**PROBLEM DETAILS**: Reproduce the listing below exactly. Pictures do not belong in the copy.

[Source records]
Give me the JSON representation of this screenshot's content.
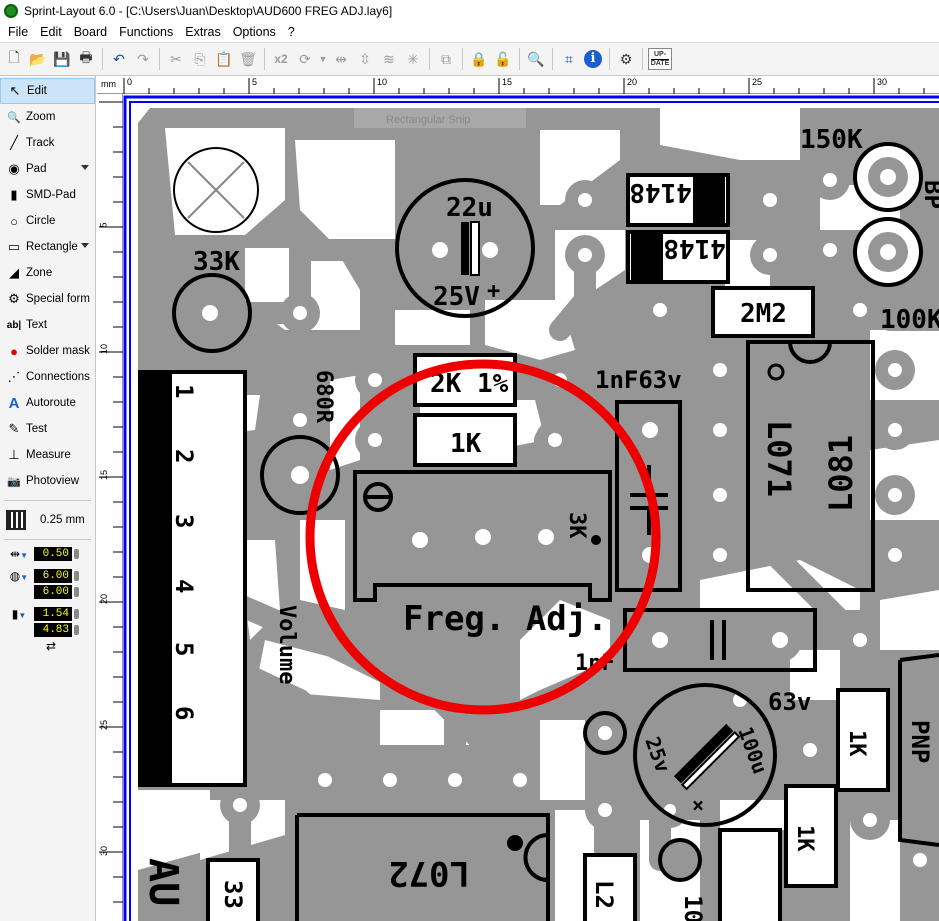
{
  "window": {
    "title": "Sprint-Layout 6.0 - [C:\\Users\\Juan\\Desktop\\AUD600 FREG ADJ.lay6]"
  },
  "menu": [
    "File",
    "Edit",
    "Board",
    "Functions",
    "Extras",
    "Options",
    "?"
  ],
  "toolbar": {
    "zoom_factor_label": "x2",
    "update_label_1": "UP-",
    "update_label_2": "DATE"
  },
  "tools": [
    {
      "label": "Edit",
      "icon": "cursor-icon",
      "glyph": "↖",
      "active": true
    },
    {
      "label": "Zoom",
      "icon": "magnifier-icon",
      "glyph": "🔍"
    },
    {
      "label": "Track",
      "icon": "track-icon",
      "glyph": "╱"
    },
    {
      "label": "Pad",
      "icon": "pad-icon",
      "glyph": "◉",
      "dropdown": true
    },
    {
      "label": "SMD-Pad",
      "icon": "smd-pad-icon",
      "glyph": "▮"
    },
    {
      "label": "Circle",
      "icon": "circle-icon",
      "glyph": "○"
    },
    {
      "label": "Rectangle",
      "icon": "rectangle-icon",
      "glyph": "▭",
      "dropdown": true
    },
    {
      "label": "Zone",
      "icon": "zone-icon",
      "glyph": "◢"
    },
    {
      "label": "Special form",
      "icon": "special-form-icon",
      "glyph": "⚙"
    },
    {
      "label": "Text",
      "icon": "text-icon",
      "glyph": "ab|"
    },
    {
      "label": "Solder mask",
      "icon": "solder-mask-icon",
      "glyph": "●"
    },
    {
      "label": "Connections",
      "icon": "connections-icon",
      "glyph": "⋰"
    },
    {
      "label": "Autoroute",
      "icon": "autoroute-icon",
      "glyph": "A"
    },
    {
      "label": "Test",
      "icon": "test-icon",
      "glyph": "✎"
    },
    {
      "label": "Measure",
      "icon": "measure-icon",
      "glyph": "⊥"
    },
    {
      "label": "Photoview",
      "icon": "photoview-icon",
      "glyph": "📷"
    }
  ],
  "grid": {
    "value": "0.25 mm"
  },
  "track_width": "0.50",
  "pad_size": {
    "outer": "6.00",
    "inner": "6.00"
  },
  "smd_size": {
    "width": "1.54",
    "height": "4.83"
  },
  "ruler": {
    "unit": "mm",
    "top_ticks": [
      "0",
      "5",
      "10",
      "15",
      "20",
      "25",
      "30"
    ],
    "left_ticks": [
      "5",
      "10",
      "15",
      "20",
      "25",
      "30"
    ]
  },
  "canvas": {
    "ghost_label": "Rectangular Snip",
    "component_labels": {
      "r33k": "33K",
      "cap22u": "22u",
      "cap25v": "25V",
      "plus": "+",
      "diode1": "4148",
      "diode2": "4148",
      "r150k": "150K",
      "r2m2": "2M2",
      "r100k": "100K",
      "r680r": "680R",
      "r2k": "2K 1%",
      "r1k": "1K",
      "c1nf63v": "1nF63v",
      "ic_l071": "L071",
      "ic_l081": "L081",
      "pot3k": "3K",
      "freq_adj": "Freg. Adj.",
      "c1nf": "1nF",
      "c63v": "63v",
      "cap100u": "100u",
      "cap25v_b": "25v",
      "minus": "×",
      "r1k_b": "1K",
      "r1k_c": "1K",
      "pnp": "PNP",
      "ic_l072": "L072",
      "conn_pins": [
        "1",
        "2",
        "3",
        "4",
        "5",
        "6"
      ],
      "volume": "Volume",
      "r33_b": "33",
      "au": "AU",
      "l2": "L2",
      "ten": "10",
      "bp": "BP"
    },
    "colors": {
      "copper": "#969696",
      "silk": "#000000",
      "highlight": "#ee0000",
      "board_border": "#0000ff"
    }
  }
}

**FINISHED TASK**:
Give me the JSON representation of this screenshot's content.
{
  "window": {
    "title": "Sprint-Layout 6.0 - [C:\\Users\\Juan\\Desktop\\AUD600 FREG ADJ.lay6]"
  },
  "menu": [
    "File",
    "Edit",
    "Board",
    "Functions",
    "Extras",
    "Options",
    "?"
  ],
  "toolbar": {
    "zoom_factor_label": "x2",
    "update_label_1": "UP-",
    "update_label_2": "DATE"
  },
  "tools": [
    {
      "label": "Edit",
      "icon": "cursor-icon",
      "glyph": "↖",
      "active": true
    },
    {
      "label": "Zoom",
      "icon": "magnifier-icon",
      "glyph": "🔍"
    },
    {
      "label": "Track",
      "icon": "track-icon",
      "glyph": "╱"
    },
    {
      "label": "Pad",
      "icon": "pad-icon",
      "glyph": "◉",
      "dropdown": true
    },
    {
      "label": "SMD-Pad",
      "icon": "smd-pad-icon",
      "glyph": "▮"
    },
    {
      "label": "Circle",
      "icon": "circle-icon",
      "glyph": "○"
    },
    {
      "label": "Rectangle",
      "icon": "rectangle-icon",
      "glyph": "▭",
      "dropdown": true
    },
    {
      "label": "Zone",
      "icon": "zone-icon",
      "glyph": "◢"
    },
    {
      "label": "Special form",
      "icon": "special-form-icon",
      "glyph": "⚙"
    },
    {
      "label": "Text",
      "icon": "text-icon",
      "glyph": "ab|"
    },
    {
      "label": "Solder mask",
      "icon": "solder-mask-icon",
      "glyph": "●"
    },
    {
      "label": "Connections",
      "icon": "connections-icon",
      "glyph": "⋰"
    },
    {
      "label": "Autoroute",
      "icon": "autoroute-icon",
      "glyph": "A"
    },
    {
      "label": "Test",
      "icon": "test-icon",
      "glyph": "✎"
    },
    {
      "label": "Measure",
      "icon": "measure-icon",
      "glyph": "⊥"
    },
    {
      "label": "Photoview",
      "icon": "photoview-icon",
      "glyph": "📷"
    }
  ],
  "grid": {
    "value": "0.25 mm"
  },
  "track_width": "0.50",
  "pad_size": {
    "outer": "6.00",
    "inner": "6.00"
  },
  "smd_size": {
    "width": "1.54",
    "height": "4.83"
  },
  "ruler": {
    "unit": "mm",
    "top_ticks": [
      "0",
      "5",
      "10",
      "15",
      "20",
      "25",
      "30"
    ],
    "left_ticks": [
      "5",
      "10",
      "15",
      "20",
      "25",
      "30"
    ]
  },
  "canvas": {
    "ghost_label": "Rectangular Snip",
    "component_labels": {
      "r33k": "33K",
      "cap22u": "22u",
      "cap25v": "25V",
      "plus": "+",
      "diode1": "4148",
      "diode2": "4148",
      "r150k": "150K",
      "r2m2": "2M2",
      "r100k": "100K",
      "r680r": "680R",
      "r2k": "2K 1%",
      "r1k": "1K",
      "c1nf63v": "1nF63v",
      "ic_l071": "L071",
      "ic_l081": "L081",
      "pot3k": "3K",
      "freq_adj": "Freg. Adj.",
      "c1nf": "1nF",
      "c63v": "63v",
      "cap100u": "100u",
      "cap25v_b": "25v",
      "minus": "×",
      "r1k_b": "1K",
      "r1k_c": "1K",
      "pnp": "PNP",
      "ic_l072": "L072",
      "conn_pins": [
        "1",
        "2",
        "3",
        "4",
        "5",
        "6"
      ],
      "volume": "Volume",
      "r33_b": "33",
      "au": "AU",
      "l2": "L2",
      "ten": "10",
      "bp": "BP"
    },
    "colors": {
      "copper": "#969696",
      "silk": "#000000",
      "highlight": "#ee0000",
      "board_border": "#0000ff"
    }
  }
}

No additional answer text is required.